** START OF RECORD EXTRACTS **

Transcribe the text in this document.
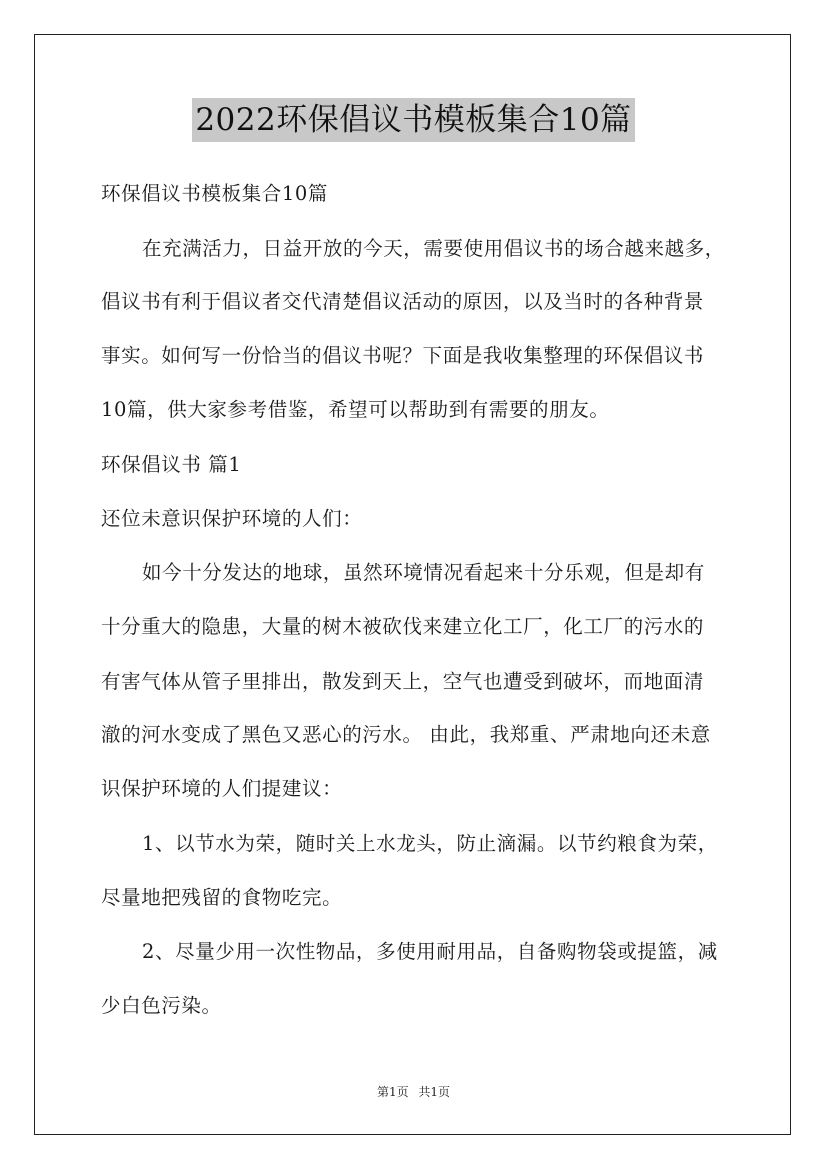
2022环保倡议书模板集合10篇
环保倡议书模板集合10篇
在充满活力，日益开放的今天，需要使用倡议书的场合越来越多，
倡议书有利于倡议者交代清楚倡议活动的原因，以及当时的各种背景
事实。如何写一份恰当的倡议书呢？下面是我收集整理的环保倡议书
10篇，供大家参考借鉴，希望可以帮助到有需要的朋友。
环保倡议书 篇1
还位未意识保护环境的人们：
如今十分发达的地球，虽然环境情况看起来十分乐观，但是却有
十分重大的隐患，大量的树木被砍伐来建立化工厂，化工厂的污水的
有害气体从管子里排出，散发到天上，空气也遭受到破坏，而地面清
澈的河水变成了黑色又恶心的污水。 由此，我郑重、严肃地向还未意
识保护环境的人们提建议：
1、以节水为荣，随时关上水龙头，防止滴漏。以节约粮食为荣，
尽量地把残留的食物吃完。
2、尽量少用一次性物品，多使用耐用品，自备购物袋或提篮，减
少白色污染。
第1页 共1页
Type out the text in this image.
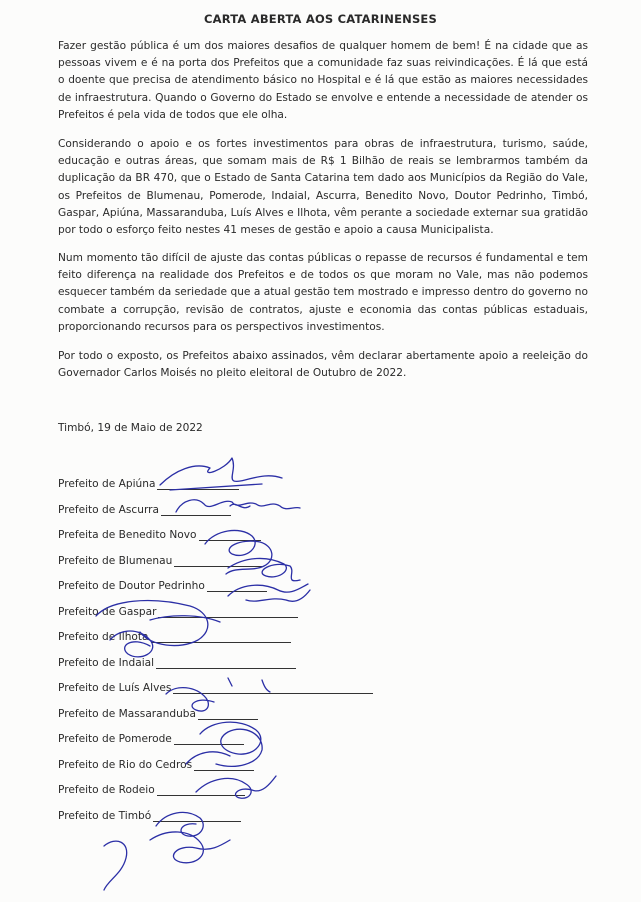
CARTA ABERTA AOS CATARINENSES
Fazer gestão pública é um dos maiores desafios de qualquer homem de bem! É na cidade que as pessoas vivem e é na porta dos Prefeitos que a comunidade faz suas reivindicações. É lá que está o doente que precisa de atendimento básico no Hospital e é lá que estão as maiores necessidades de infraestrutura. Quando o Governo do Estado se envolve e entende a necessidade de atender os Prefeitos é pela vida de todos que ele olha.
Considerando o apoio e os fortes investimentos para obras de infraestrutura, turismo, saúde, educação e outras áreas, que somam mais de R$ 1 Bilhão de reais se lembrarmos também da duplicação da BR 470, que o Estado de Santa Catarina tem dado aos Municípios da Região do Vale, os Prefeitos de Blumenau, Pomerode, Indaial, Ascurra, Benedito Novo, Doutor Pedrinho, Timbó, Gaspar, Apiúna, Massaranduba, Luís Alves e Ilhota, vêm perante a sociedade externar sua gratidão por todo o esforço feito nestes 41 meses de gestão e apoio a causa Municipalista.
Num momento tão difícil de ajuste das contas públicas o repasse de recursos é fundamental e tem feito diferença na realidade dos Prefeitos e de todos os que moram no Vale, mas não podemos esquecer também da seriedade que a atual gestão tem mostrado e impresso dentro do governo no combate a corrupção, revisão de contratos, ajuste e economia das contas públicas estaduais, proporcionando recursos para os perspectivos investimentos.
Por todo o exposto, os Prefeitos abaixo assinados, vêm declarar abertamente apoio a reeleição do Governador Carlos Moisés no pleito eleitoral de Outubro de 2022.
Timbó, 19 de Maio de 2022
Prefeito de Apiúna
Prefeito de Ascurra
Prefeita de Benedito Novo
Prefeito de Blumenau
Prefeito de Doutor Pedrinho
Prefeito de Gaspar
Prefeito de Ilhota
Prefeito de Indaial
Prefeito de Luís Alves
Prefeito de Massaranduba
Prefeito de Pomerode
Prefeito de Rio do Cedros
Prefeito de Rodeio
Prefeito de Timbó
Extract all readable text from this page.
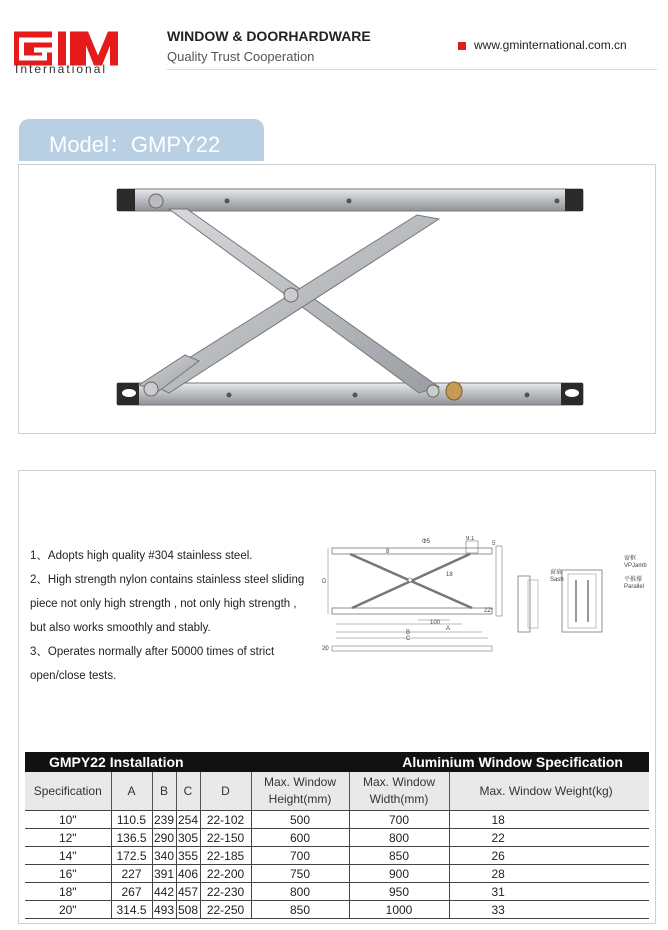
International
WINDOW & DOORHARDWARE
Quality Trust Cooperation
www.gminternational.com.cn
Model：GMPY22

1、Adopts high quality #304 stainless steel.

2、High strength nylon contains stainless steel sliding

piece not only high strength , not only high strength ,

but also works smoothly and stably.

3、Operates normally after 50000 times of strict

open/close tests.

Φ5	9.1
5
8
18
D
22°
100
A
B
C
20
窗扇
Sash
窗框
VPJamb
平推撑
Parallel
GMPY22 Installation					Aluminium Window Specification		
Specification	A	B	C	D	Max. Window Height(mm)	Max. Window Width(mm)	Max. Window Weight(kg)
10"	110.5	239	254	22-102	500	700	18
12"	136.5	290	305	22-150	600	800	22
14"	172.5	340	355	22-185	700	850	26
16"	227	391	406	22-200	750	900	28
18"	267	442	457	22-230	800	950	31
20"	314.5	493	508	22-250	850	1000	33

** END OF RECORD EXTRACTS **

§ **WHAT IS REQUIRED**: Copy every record character for character. Skip the pictures.

§ **ANSWER TO THIS EXERCISE**:
Transcribe the text in this document.
2022环保倡议书模板集合10篇
环保倡议书模板集合10篇
在充满活力，日益开放的今天，需要使用倡议书的场合越来越多，
倡议书有利于倡议者交代清楚倡议活动的原因，以及当时的各种背景
事实。如何写一份恰当的倡议书呢？下面是我收集整理的环保倡议书
10篇，供大家参考借鉴，希望可以帮助到有需要的朋友。
环保倡议书 篇1
还位未意识保护环境的人们：
如今十分发达的地球，虽然环境情况看起来十分乐观，但是却有
十分重大的隐患，大量的树木被砍伐来建立化工厂，化工厂的污水的
有害气体从管子里排出，散发到天上，空气也遭受到破坏，而地面清
澈的河水变成了黑色又恶心的污水。 由此，我郑重、严肃地向还未意
识保护环境的人们提建议：
1、以节水为荣，随时关上水龙头，防止滴漏。以节约粮食为荣，
尽量地把残留的食物吃完。
2、尽量少用一次性物品，多使用耐用品，自备购物袋或提篮，减
少白色污染。
第1页 共1页
Type out the text in this image.
CARTA ABERTA AOS CATARINENSES
Fazer gestão pública é um dos maiores desafios de qualquer homem de bem! É na cidade que as pessoas vivem e é na porta dos Prefeitos que a comunidade faz suas reivindicações. É lá que está o doente que precisa de atendimento básico no Hospital e é lá que estão as maiores necessidades de infraestrutura. Quando o Governo do Estado se envolve e entende a necessidade de atender os Prefeitos é pela vida de todos que ele olha.
Considerando o apoio e os fortes investimentos para obras de infraestrutura, turismo, saúde, educação e outras áreas, que somam mais de R$ 1 Bilhão de reais se lembrarmos também da duplicação da BR 470, que o Estado de Santa Catarina tem dado aos Municípios da Região do Vale, os Prefeitos de Blumenau, Pomerode, Indaial, Ascurra, Benedito Novo, Doutor Pedrinho, Timbó, Gaspar, Apiúna, Massaranduba, Luís Alves e Ilhota, vêm perante a sociedade externar sua gratidão por todo o esforço feito nestes 41 meses de gestão e apoio a causa Municipalista.
Num momento tão difícil de ajuste das contas públicas o repasse de recursos é fundamental e tem feito diferença na realidade dos Prefeitos e de todos os que moram no Vale, mas não podemos esquecer também da seriedade que a atual gestão tem mostrado e impresso dentro do governo no combate a corrupção, revisão de contratos, ajuste e economia das contas públicas estaduais, proporcionando recursos para os perspectivos investimentos.
Por todo o exposto, os Prefeitos abaixo assinados, vêm declarar abertamente apoio a reeleição do Governador Carlos Moisés no pleito eleitoral de Outubro de 2022.
Timbó, 19 de Maio de 2022
Prefeito de Apiúna
Prefeito de Ascurra
Prefeita de Benedito Novo
Prefeito de Blumenau
Prefeito de Doutor Pedrinho
Prefeito de Gaspar
Prefeito de Ilhota
Prefeito de Indaial
Prefeito de Luís Alves
Prefeito de Massaranduba
Prefeito de Pomerode
Prefeito de Rio do Cedros
Prefeito de Rodeio
Prefeito de Timbó
Extract all readable text from this page.
International
WINDOW & DOORHARDWARE
Quality Trust Cooperation
www.gminternational.com.cn
Model：GMPY22

1、Adopts high quality #304 stainless steel.

2、High strength nylon contains stainless steel sliding

piece not only high strength , not only high strength ,

but also works smoothly and stably.

3、Operates normally after 50000 times of strict

open/close tests.

Φ5	9.1
5
8
18
D
22°
100
A
B
C
20
窗扇
Sash
窗框
VPJamb
平推撑
Parallel
GMPY22 Installation					Aluminium Window Specification		
Specification	A	B	C	D	Max. Window Height(mm)	Max. Window Width(mm)	Max. Window Weight(kg)
10"	110.5	239	254	22-102	500	700	18
12"	136.5	290	305	22-150	600	800	22
14"	172.5	340	355	22-185	700	850	26
16"	227	391	406	22-200	750	900	28
18"	267	442	457	22-230	800	950	31
20"	314.5	493	508	22-250	850	1000	33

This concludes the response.